Figure content listings

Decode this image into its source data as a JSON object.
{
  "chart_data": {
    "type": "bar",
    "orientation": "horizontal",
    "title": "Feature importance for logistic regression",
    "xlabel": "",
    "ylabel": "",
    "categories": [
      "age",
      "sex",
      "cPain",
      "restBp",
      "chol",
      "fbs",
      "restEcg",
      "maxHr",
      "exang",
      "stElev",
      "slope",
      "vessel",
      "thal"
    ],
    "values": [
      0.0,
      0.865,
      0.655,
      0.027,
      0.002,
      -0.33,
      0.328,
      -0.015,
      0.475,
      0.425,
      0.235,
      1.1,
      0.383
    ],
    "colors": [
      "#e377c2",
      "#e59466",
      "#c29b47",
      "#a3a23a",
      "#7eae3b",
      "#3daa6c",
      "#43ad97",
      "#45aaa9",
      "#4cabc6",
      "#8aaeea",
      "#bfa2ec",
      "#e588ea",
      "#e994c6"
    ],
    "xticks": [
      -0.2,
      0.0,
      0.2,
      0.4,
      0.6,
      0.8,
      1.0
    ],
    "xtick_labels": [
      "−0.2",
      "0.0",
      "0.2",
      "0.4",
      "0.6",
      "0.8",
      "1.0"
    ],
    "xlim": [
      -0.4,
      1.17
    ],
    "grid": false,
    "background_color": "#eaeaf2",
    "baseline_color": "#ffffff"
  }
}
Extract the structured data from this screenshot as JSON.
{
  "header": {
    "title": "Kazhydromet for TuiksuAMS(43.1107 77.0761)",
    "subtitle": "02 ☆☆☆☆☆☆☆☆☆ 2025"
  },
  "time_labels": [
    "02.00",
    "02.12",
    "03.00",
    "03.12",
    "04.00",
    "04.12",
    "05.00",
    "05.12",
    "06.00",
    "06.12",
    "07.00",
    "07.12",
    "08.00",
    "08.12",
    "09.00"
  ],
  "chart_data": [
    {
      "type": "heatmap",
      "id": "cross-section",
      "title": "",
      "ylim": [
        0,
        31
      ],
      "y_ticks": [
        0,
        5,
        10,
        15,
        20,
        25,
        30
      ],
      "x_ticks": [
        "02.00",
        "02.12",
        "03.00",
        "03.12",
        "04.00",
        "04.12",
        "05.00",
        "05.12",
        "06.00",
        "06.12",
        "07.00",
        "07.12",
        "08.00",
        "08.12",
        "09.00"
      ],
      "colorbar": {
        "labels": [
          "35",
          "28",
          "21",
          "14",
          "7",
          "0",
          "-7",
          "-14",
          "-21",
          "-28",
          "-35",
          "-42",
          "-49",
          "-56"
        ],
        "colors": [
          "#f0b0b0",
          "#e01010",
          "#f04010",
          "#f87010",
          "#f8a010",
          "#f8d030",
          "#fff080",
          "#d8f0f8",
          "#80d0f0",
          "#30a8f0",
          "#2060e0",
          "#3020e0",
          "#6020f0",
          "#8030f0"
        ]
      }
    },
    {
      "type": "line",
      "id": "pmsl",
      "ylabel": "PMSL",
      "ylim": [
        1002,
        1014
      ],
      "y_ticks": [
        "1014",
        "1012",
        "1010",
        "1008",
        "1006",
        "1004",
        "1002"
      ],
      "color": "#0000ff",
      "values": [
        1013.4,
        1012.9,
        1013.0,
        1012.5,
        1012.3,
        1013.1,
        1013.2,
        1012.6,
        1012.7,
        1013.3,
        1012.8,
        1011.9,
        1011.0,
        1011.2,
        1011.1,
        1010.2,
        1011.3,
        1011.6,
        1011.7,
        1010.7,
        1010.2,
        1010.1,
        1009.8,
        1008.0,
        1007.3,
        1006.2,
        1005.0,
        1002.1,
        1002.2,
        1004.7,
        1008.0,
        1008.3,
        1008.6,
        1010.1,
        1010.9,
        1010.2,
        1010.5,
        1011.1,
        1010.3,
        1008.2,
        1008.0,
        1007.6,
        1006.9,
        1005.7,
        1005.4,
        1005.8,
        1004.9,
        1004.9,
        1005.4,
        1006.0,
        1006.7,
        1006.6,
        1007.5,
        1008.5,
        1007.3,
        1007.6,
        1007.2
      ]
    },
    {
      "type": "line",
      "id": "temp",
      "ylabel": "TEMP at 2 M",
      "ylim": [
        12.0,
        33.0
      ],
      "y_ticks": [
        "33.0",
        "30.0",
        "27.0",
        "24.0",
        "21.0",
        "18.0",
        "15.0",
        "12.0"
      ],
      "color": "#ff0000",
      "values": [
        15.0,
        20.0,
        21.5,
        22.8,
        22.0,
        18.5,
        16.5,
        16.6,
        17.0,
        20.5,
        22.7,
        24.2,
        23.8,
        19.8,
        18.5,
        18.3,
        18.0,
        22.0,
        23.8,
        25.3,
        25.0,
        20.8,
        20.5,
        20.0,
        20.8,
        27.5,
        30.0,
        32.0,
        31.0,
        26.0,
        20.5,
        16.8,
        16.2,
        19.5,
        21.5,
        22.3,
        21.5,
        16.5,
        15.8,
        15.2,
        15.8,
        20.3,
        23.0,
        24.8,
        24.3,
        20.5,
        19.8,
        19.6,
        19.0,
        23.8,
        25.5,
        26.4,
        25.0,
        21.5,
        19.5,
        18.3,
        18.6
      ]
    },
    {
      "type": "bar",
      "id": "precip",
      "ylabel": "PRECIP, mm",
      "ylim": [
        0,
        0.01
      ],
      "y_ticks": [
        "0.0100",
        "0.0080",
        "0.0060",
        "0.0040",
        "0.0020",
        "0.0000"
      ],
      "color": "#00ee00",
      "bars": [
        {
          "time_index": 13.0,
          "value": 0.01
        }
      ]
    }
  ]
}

Your goal
Give the material above again, word for word.

Output for this exercise
Decode this image into its source data as a JSON object.
{
  "chart_data": {
    "type": "bar",
    "orientation": "horizontal",
    "title": "Feature importance for logistic regression",
    "xlabel": "",
    "ylabel": "",
    "categories": [
      "age",
      "sex",
      "cPain",
      "restBp",
      "chol",
      "fbs",
      "restEcg",
      "maxHr",
      "exang",
      "stElev",
      "slope",
      "vessel",
      "thal"
    ],
    "values": [
      0.0,
      0.865,
      0.655,
      0.027,
      0.002,
      -0.33,
      0.328,
      -0.015,
      0.475,
      0.425,
      0.235,
      1.1,
      0.383
    ],
    "colors": [
      "#e377c2",
      "#e59466",
      "#c29b47",
      "#a3a23a",
      "#7eae3b",
      "#3daa6c",
      "#43ad97",
      "#45aaa9",
      "#4cabc6",
      "#8aaeea",
      "#bfa2ec",
      "#e588ea",
      "#e994c6"
    ],
    "xticks": [
      -0.2,
      0.0,
      0.2,
      0.4,
      0.6,
      0.8,
      1.0
    ],
    "xtick_labels": [
      "−0.2",
      "0.0",
      "0.2",
      "0.4",
      "0.6",
      "0.8",
      "1.0"
    ],
    "xlim": [
      -0.4,
      1.17
    ],
    "grid": false,
    "background_color": "#eaeaf2",
    "baseline_color": "#ffffff"
  }
}
Extract the structured data from this screenshot as JSON.
{
  "header": {
    "title": "Kazhydromet for TuiksuAMS(43.1107 77.0761)",
    "subtitle": "02 ☆☆☆☆☆☆☆☆☆ 2025"
  },
  "time_labels": [
    "02.00",
    "02.12",
    "03.00",
    "03.12",
    "04.00",
    "04.12",
    "05.00",
    "05.12",
    "06.00",
    "06.12",
    "07.00",
    "07.12",
    "08.00",
    "08.12",
    "09.00"
  ],
  "chart_data": [
    {
      "type": "heatmap",
      "id": "cross-section",
      "title": "",
      "ylim": [
        0,
        31
      ],
      "y_ticks": [
        0,
        5,
        10,
        15,
        20,
        25,
        30
      ],
      "x_ticks": [
        "02.00",
        "02.12",
        "03.00",
        "03.12",
        "04.00",
        "04.12",
        "05.00",
        "05.12",
        "06.00",
        "06.12",
        "07.00",
        "07.12",
        "08.00",
        "08.12",
        "09.00"
      ],
      "colorbar": {
        "labels": [
          "35",
          "28",
          "21",
          "14",
          "7",
          "0",
          "-7",
          "-14",
          "-21",
          "-28",
          "-35",
          "-42",
          "-49",
          "-56"
        ],
        "colors": [
          "#f0b0b0",
          "#e01010",
          "#f04010",
          "#f87010",
          "#f8a010",
          "#f8d030",
          "#fff080",
          "#d8f0f8",
          "#80d0f0",
          "#30a8f0",
          "#2060e0",
          "#3020e0",
          "#6020f0",
          "#8030f0"
        ]
      }
    },
    {
      "type": "line",
      "id": "pmsl",
      "ylabel": "PMSL",
      "ylim": [
        1002,
        1014
      ],
      "y_ticks": [
        "1014",
        "1012",
        "1010",
        "1008",
        "1006",
        "1004",
        "1002"
      ],
      "color": "#0000ff",
      "values": [
        1013.4,
        1012.9,
        1013.0,
        1012.5,
        1012.3,
        1013.1,
        1013.2,
        1012.6,
        1012.7,
        1013.3,
        1012.8,
        1011.9,
        1011.0,
        1011.2,
        1011.1,
        1010.2,
        1011.3,
        1011.6,
        1011.7,
        1010.7,
        1010.2,
        1010.1,
        1009.8,
        1008.0,
        1007.3,
        1006.2,
        1005.0,
        1002.1,
        1002.2,
        1004.7,
        1008.0,
        1008.3,
        1008.6,
        1010.1,
        1010.9,
        1010.2,
        1010.5,
        1011.1,
        1010.3,
        1008.2,
        1008.0,
        1007.6,
        1006.9,
        1005.7,
        1005.4,
        1005.8,
        1004.9,
        1004.9,
        1005.4,
        1006.0,
        1006.7,
        1006.6,
        1007.5,
        1008.5,
        1007.3,
        1007.6,
        1007.2
      ]
    },
    {
      "type": "line",
      "id": "temp",
      "ylabel": "TEMP at 2 M",
      "ylim": [
        12.0,
        33.0
      ],
      "y_ticks": [
        "33.0",
        "30.0",
        "27.0",
        "24.0",
        "21.0",
        "18.0",
        "15.0",
        "12.0"
      ],
      "color": "#ff0000",
      "values": [
        15.0,
        20.0,
        21.5,
        22.8,
        22.0,
        18.5,
        16.5,
        16.6,
        17.0,
        20.5,
        22.7,
        24.2,
        23.8,
        19.8,
        18.5,
        18.3,
        18.0,
        22.0,
        23.8,
        25.3,
        25.0,
        20.8,
        20.5,
        20.0,
        20.8,
        27.5,
        30.0,
        32.0,
        31.0,
        26.0,
        20.5,
        16.8,
        16.2,
        19.5,
        21.5,
        22.3,
        21.5,
        16.5,
        15.8,
        15.2,
        15.8,
        20.3,
        23.0,
        24.8,
        24.3,
        20.5,
        19.8,
        19.6,
        19.0,
        23.8,
        25.5,
        26.4,
        25.0,
        21.5,
        19.5,
        18.3,
        18.6
      ]
    },
    {
      "type": "bar",
      "id": "precip",
      "ylabel": "PRECIP, mm",
      "ylim": [
        0,
        0.01
      ],
      "y_ticks": [
        "0.0100",
        "0.0080",
        "0.0060",
        "0.0040",
        "0.0020",
        "0.0000"
      ],
      "color": "#00ee00",
      "bars": [
        {
          "time_index": 13.0,
          "value": 0.01
        }
      ]
    }
  ]
}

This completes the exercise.